What the exercise asks
Extract every line of the material below and reproduce it faithfully.

Records about charts and figures:
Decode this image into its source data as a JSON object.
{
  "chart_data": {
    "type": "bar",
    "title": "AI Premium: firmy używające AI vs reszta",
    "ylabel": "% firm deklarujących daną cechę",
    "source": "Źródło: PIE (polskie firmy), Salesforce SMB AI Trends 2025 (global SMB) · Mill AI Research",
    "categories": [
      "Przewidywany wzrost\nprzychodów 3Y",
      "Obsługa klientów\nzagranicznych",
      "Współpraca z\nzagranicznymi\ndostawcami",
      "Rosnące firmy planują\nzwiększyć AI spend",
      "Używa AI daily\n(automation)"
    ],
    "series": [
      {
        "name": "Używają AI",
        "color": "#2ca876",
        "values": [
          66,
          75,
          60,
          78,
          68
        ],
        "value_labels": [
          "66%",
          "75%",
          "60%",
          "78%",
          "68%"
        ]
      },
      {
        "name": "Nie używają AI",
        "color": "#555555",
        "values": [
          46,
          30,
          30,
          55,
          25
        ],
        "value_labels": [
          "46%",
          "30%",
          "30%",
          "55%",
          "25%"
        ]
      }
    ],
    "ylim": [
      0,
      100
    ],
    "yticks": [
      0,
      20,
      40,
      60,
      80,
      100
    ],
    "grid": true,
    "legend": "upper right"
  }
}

Result
Decode this image into its source data as a JSON object.
{
  "chart_data": {
    "type": "bar",
    "title": "AI Premium: firmy używające AI vs reszta",
    "ylabel": "% firm deklarujących daną cechę",
    "source": "Źródło: PIE (polskie firmy), Salesforce SMB AI Trends 2025 (global SMB) · Mill AI Research",
    "categories": [
      "Przewidywany wzrost\nprzychodów 3Y",
      "Obsługa klientów\nzagranicznych",
      "Współpraca z\nzagranicznymi\ndostawcami",
      "Rosnące firmy planują\nzwiększyć AI spend",
      "Używa AI daily\n(automation)"
    ],
    "series": [
      {
        "name": "Używają AI",
        "color": "#2ca876",
        "values": [
          66,
          75,
          60,
          78,
          68
        ],
        "value_labels": [
          "66%",
          "75%",
          "60%",
          "78%",
          "68%"
        ]
      },
      {
        "name": "Nie używają AI",
        "color": "#555555",
        "values": [
          46,
          30,
          30,
          55,
          25
        ],
        "value_labels": [
          "46%",
          "30%",
          "30%",
          "55%",
          "25%"
        ]
      }
    ],
    "ylim": [
      0,
      100
    ],
    "yticks": [
      0,
      20,
      40,
      60,
      80,
      100
    ],
    "grid": true,
    "legend": "upper right"
  }
}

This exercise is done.